(Stored dataset items)
** start **

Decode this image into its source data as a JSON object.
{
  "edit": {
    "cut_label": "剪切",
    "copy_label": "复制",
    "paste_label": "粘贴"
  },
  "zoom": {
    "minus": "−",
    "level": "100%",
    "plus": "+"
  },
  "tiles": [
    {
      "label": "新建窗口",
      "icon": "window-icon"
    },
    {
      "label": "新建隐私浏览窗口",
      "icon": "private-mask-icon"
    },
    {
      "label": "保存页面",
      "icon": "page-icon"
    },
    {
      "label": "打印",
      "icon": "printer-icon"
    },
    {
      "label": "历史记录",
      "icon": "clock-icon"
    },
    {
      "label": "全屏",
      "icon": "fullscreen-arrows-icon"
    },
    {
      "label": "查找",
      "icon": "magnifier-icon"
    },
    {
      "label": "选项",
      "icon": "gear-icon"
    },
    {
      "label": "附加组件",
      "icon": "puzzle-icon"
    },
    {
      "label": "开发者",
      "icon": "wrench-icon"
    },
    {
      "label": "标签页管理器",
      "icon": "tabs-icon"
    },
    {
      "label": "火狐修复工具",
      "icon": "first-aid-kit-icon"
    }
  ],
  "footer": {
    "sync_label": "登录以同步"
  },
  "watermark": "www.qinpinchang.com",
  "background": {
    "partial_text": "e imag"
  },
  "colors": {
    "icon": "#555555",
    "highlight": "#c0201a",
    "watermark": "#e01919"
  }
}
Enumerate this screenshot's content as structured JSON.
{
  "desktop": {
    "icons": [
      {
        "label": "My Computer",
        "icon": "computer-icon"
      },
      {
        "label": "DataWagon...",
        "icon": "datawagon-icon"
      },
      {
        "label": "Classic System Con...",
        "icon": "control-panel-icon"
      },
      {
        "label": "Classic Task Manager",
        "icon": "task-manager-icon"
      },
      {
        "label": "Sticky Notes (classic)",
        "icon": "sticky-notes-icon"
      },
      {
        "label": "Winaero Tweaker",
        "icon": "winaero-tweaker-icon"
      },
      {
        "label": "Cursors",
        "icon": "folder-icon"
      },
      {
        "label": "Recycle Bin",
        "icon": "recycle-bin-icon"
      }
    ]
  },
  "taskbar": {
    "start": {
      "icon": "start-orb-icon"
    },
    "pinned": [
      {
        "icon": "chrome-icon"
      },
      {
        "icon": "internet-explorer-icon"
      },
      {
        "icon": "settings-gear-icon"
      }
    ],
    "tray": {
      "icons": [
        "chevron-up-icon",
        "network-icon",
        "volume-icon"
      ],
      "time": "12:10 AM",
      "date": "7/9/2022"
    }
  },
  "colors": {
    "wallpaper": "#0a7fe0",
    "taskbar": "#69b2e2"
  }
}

** end **

▶ **WHAT THE TASK ASKS**:
Faithfully transcribe the whole of the data.

▶ **RIGHT ANSWER**:
Decode this image into its source data as a JSON object.
{
  "edit": {
    "cut_label": "剪切",
    "copy_label": "复制",
    "paste_label": "粘贴"
  },
  "zoom": {
    "minus": "−",
    "level": "100%",
    "plus": "+"
  },
  "tiles": [
    {
      "label": "新建窗口",
      "icon": "window-icon"
    },
    {
      "label": "新建隐私浏览窗口",
      "icon": "private-mask-icon"
    },
    {
      "label": "保存页面",
      "icon": "page-icon"
    },
    {
      "label": "打印",
      "icon": "printer-icon"
    },
    {
      "label": "历史记录",
      "icon": "clock-icon"
    },
    {
      "label": "全屏",
      "icon": "fullscreen-arrows-icon"
    },
    {
      "label": "查找",
      "icon": "magnifier-icon"
    },
    {
      "label": "选项",
      "icon": "gear-icon"
    },
    {
      "label": "附加组件",
      "icon": "puzzle-icon"
    },
    {
      "label": "开发者",
      "icon": "wrench-icon"
    },
    {
      "label": "标签页管理器",
      "icon": "tabs-icon"
    },
    {
      "label": "火狐修复工具",
      "icon": "first-aid-kit-icon"
    }
  ],
  "footer": {
    "sync_label": "登录以同步"
  },
  "watermark": "www.qinpinchang.com",
  "background": {
    "partial_text": "e imag"
  },
  "colors": {
    "icon": "#555555",
    "highlight": "#c0201a",
    "watermark": "#e01919"
  }
}
Enumerate this screenshot's content as structured JSON.
{
  "desktop": {
    "icons": [
      {
        "label": "My Computer",
        "icon": "computer-icon"
      },
      {
        "label": "DataWagon...",
        "icon": "datawagon-icon"
      },
      {
        "label": "Classic System Con...",
        "icon": "control-panel-icon"
      },
      {
        "label": "Classic Task Manager",
        "icon": "task-manager-icon"
      },
      {
        "label": "Sticky Notes (classic)",
        "icon": "sticky-notes-icon"
      },
      {
        "label": "Winaero Tweaker",
        "icon": "winaero-tweaker-icon"
      },
      {
        "label": "Cursors",
        "icon": "folder-icon"
      },
      {
        "label": "Recycle Bin",
        "icon": "recycle-bin-icon"
      }
    ]
  },
  "taskbar": {
    "start": {
      "icon": "start-orb-icon"
    },
    "pinned": [
      {
        "icon": "chrome-icon"
      },
      {
        "icon": "internet-explorer-icon"
      },
      {
        "icon": "settings-gear-icon"
      }
    ],
    "tray": {
      "icons": [
        "chevron-up-icon",
        "network-icon",
        "volume-icon"
      ],
      "time": "12:10 AM",
      "date": "7/9/2022"
    }
  },
  "colors": {
    "wallpaper": "#0a7fe0",
    "taskbar": "#69b2e2"
  }
}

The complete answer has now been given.